The Tourist is a thriller drama television series. It stars Jamie Dornan as the victim of a car crash who wakes up in hospital with amnesia.

The series premiered on 1 January 2022 on BBC One in the UK, the next day on Stan in Australia, and March 3 on HBO Max in the US. It is distributed internationally by All3Media.

In March 2022, the series was officially renewed for a second season.

Plot
When a Northern Irish man wakes up with amnesia in an Australian hospital, he must use what few clues he has to discover his identity before his past catches up with him.

Cast and characters
 Jamie Dornan as The Man/Elliot Stanley
 Danielle Macdonald as Probationary Constable Helen Chambers
 Shalom Brune-Franklin as Luci Miller/Victoria/Emma Halliwell
 Ólafur Darri Ólafsson as Billy Nixon
 Alex Dimitriades as Kosta Panigiris
 Genevieve Lemon as Sue
 Danny Adcock as Ralph
 Damon Herriman as Detective Inspector Lachlan Rogers
 Alex Andreas as Dimitri Panigiris
 Maria Mercedes as Freddie Lanagan
 Michael Ibbotson as Peter the Policeman
 Kamil Ellis as Sergeant Rodney Lammon
 The Umbilical Brothers (David Collins and Shane Dundas) as Helicopter pilots, Arlo and Jesse

Episodes

Production

Development
In February 2020, it was announced that BBC One and Stan would co-produce a limited mystery-thriller series written by Harry and Jack Williams, directed by Chris Sweeney, and produced by Two Brothers Pictures. HBO Max later joined as a co-producer and distributor for the US market.
In January 2021, Jamie Dornan, Danielle Macdonald, Shalom Brune-Franklin, Ólafur Darri Ólafsson, Alex Dimitriades, and Hugo Weaving joined the cast of the series. Damon Herriman replaced Hugo Weaving a week before filming started.

Filming

Season 1
Filming, which began in March 2021 in South Australia, took place in the regional towns of Port Augusta and Peterborough, and the Flinders Ranges, with some scenes shot in Adelaide. The production crew recreated Bali's Kuta Beach on Adelaide's North Haven Beach. Principal photography was concluded in July 2021.

Season 2
Filming for the second season will start in April 2023 with Jamie Dornan and Danielle Macdonald returning.

Release
The first episode of this limited series was released in the UK on 1 January 2022. Later all six episodes were released on BBC iPlayer. With an overall view of 18 million on its release, the series became the third most successful drama launch for the iPlayer. As  of March 2022, it became the most watched series on iPlayer.

Records shown =
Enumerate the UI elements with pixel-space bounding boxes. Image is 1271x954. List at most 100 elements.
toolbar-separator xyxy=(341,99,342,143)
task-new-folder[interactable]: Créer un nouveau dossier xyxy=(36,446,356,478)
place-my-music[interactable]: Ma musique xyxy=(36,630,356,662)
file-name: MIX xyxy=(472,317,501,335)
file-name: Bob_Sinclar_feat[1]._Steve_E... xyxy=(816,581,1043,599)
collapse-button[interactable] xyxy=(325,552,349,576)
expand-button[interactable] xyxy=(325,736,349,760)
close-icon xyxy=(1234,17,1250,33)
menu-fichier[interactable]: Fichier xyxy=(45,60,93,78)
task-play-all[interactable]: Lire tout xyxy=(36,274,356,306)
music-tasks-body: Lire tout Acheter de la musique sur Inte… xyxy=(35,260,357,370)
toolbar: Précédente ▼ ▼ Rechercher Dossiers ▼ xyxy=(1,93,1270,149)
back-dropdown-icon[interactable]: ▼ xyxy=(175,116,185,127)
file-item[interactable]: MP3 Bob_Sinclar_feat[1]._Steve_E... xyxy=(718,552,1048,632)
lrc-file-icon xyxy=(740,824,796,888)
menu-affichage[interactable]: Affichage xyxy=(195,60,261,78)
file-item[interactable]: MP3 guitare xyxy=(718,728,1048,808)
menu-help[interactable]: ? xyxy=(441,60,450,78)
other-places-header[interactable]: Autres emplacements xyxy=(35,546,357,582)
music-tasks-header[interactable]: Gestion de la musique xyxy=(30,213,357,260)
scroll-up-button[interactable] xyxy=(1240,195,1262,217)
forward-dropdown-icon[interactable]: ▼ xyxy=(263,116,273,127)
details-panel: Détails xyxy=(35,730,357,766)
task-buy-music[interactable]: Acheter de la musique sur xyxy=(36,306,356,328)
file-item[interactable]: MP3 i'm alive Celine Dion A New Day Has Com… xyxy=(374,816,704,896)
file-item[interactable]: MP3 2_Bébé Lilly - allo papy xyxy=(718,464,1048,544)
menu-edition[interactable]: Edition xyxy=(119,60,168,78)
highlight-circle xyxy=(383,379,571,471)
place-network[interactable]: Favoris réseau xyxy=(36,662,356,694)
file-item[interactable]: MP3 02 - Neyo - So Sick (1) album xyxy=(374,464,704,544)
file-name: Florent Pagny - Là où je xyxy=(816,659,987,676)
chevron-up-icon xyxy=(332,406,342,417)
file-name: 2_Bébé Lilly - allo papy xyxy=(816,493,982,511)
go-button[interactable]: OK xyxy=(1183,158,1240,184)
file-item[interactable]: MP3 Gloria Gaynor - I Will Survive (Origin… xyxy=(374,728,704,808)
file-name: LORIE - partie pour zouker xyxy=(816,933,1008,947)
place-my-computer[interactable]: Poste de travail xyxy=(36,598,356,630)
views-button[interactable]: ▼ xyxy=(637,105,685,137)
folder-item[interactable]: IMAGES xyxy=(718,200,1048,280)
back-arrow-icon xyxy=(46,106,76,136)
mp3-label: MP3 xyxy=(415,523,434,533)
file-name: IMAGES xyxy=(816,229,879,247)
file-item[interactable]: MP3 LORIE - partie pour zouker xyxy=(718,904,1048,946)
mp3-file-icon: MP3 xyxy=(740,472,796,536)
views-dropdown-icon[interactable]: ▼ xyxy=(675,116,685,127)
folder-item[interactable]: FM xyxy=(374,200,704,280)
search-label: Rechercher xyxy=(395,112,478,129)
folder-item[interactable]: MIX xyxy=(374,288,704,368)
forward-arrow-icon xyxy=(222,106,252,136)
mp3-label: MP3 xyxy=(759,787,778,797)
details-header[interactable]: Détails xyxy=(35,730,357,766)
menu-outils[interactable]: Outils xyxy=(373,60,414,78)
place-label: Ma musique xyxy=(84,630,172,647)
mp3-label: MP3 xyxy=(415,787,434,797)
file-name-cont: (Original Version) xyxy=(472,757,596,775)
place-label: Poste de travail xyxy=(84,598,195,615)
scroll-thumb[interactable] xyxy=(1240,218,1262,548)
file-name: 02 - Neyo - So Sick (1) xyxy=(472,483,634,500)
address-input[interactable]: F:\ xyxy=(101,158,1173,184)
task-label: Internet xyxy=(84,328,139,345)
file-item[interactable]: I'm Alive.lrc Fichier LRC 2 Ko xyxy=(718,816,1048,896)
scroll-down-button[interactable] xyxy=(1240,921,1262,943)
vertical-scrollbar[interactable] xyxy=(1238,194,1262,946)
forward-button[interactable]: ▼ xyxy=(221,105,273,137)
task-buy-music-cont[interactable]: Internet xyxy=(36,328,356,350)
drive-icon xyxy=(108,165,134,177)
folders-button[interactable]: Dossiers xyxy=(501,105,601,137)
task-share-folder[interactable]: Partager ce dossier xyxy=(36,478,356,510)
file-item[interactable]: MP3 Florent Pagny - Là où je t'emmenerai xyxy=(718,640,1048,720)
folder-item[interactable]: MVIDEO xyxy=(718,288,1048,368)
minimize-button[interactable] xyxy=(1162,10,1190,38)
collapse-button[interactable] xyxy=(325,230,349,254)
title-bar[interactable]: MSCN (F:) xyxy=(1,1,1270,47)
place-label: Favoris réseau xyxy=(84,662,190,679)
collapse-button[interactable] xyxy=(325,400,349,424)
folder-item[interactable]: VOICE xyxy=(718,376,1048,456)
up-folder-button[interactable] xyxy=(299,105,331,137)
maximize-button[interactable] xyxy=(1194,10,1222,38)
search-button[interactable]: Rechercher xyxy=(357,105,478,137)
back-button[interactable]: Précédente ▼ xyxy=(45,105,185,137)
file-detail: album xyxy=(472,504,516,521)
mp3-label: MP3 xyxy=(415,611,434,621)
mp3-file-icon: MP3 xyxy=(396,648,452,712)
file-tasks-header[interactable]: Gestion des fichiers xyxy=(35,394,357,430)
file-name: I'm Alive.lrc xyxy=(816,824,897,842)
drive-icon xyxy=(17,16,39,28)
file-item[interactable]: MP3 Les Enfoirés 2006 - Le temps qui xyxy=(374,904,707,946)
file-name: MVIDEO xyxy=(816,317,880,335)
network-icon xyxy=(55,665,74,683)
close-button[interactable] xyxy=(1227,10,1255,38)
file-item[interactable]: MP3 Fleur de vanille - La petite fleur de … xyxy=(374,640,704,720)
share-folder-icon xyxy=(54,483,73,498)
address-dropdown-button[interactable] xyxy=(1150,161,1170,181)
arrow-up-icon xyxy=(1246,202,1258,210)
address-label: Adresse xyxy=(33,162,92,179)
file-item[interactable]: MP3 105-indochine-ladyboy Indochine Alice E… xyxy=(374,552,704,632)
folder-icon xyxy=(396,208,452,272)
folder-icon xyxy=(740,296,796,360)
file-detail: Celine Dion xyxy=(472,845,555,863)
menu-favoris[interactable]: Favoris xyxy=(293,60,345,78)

Required action 1 = Reproduce the part of the article on The Tourist that opens with the words containing "Development" and closes with "the US market.".
Required action 2 = Check each statement against the article on The Tourist, answering yes or no and quoting the words that decide it: (a) Filming of the first season began in March 2021 in South Australia. (b) Hugo Weaving plays Detective Inspector Lachlan Rogers. (c) The series premiered on HBO Max in the US before it premiered on Stan in Australia.
The data have no connection to the article on The Tourist.

Result 1 =
Development
In February 2020, it was announced that BBC One and Stan would co-produce a limited mystery-thriller series written by Harry and Jack Williams, directed by Chris Sweeney, and produced by Two Brothers Pictures. HBO Max later joined as a co-producer and distributor for the US market.

Result 2 =
(a) Yes: "Filming, which began in March 2021 in South Australia"
(b) No: "Damon Herriman as Detective Inspector Lachlan Rogers"
(c) No: "the next day on Stan in Australia, and March 3 on HBO Max in the US"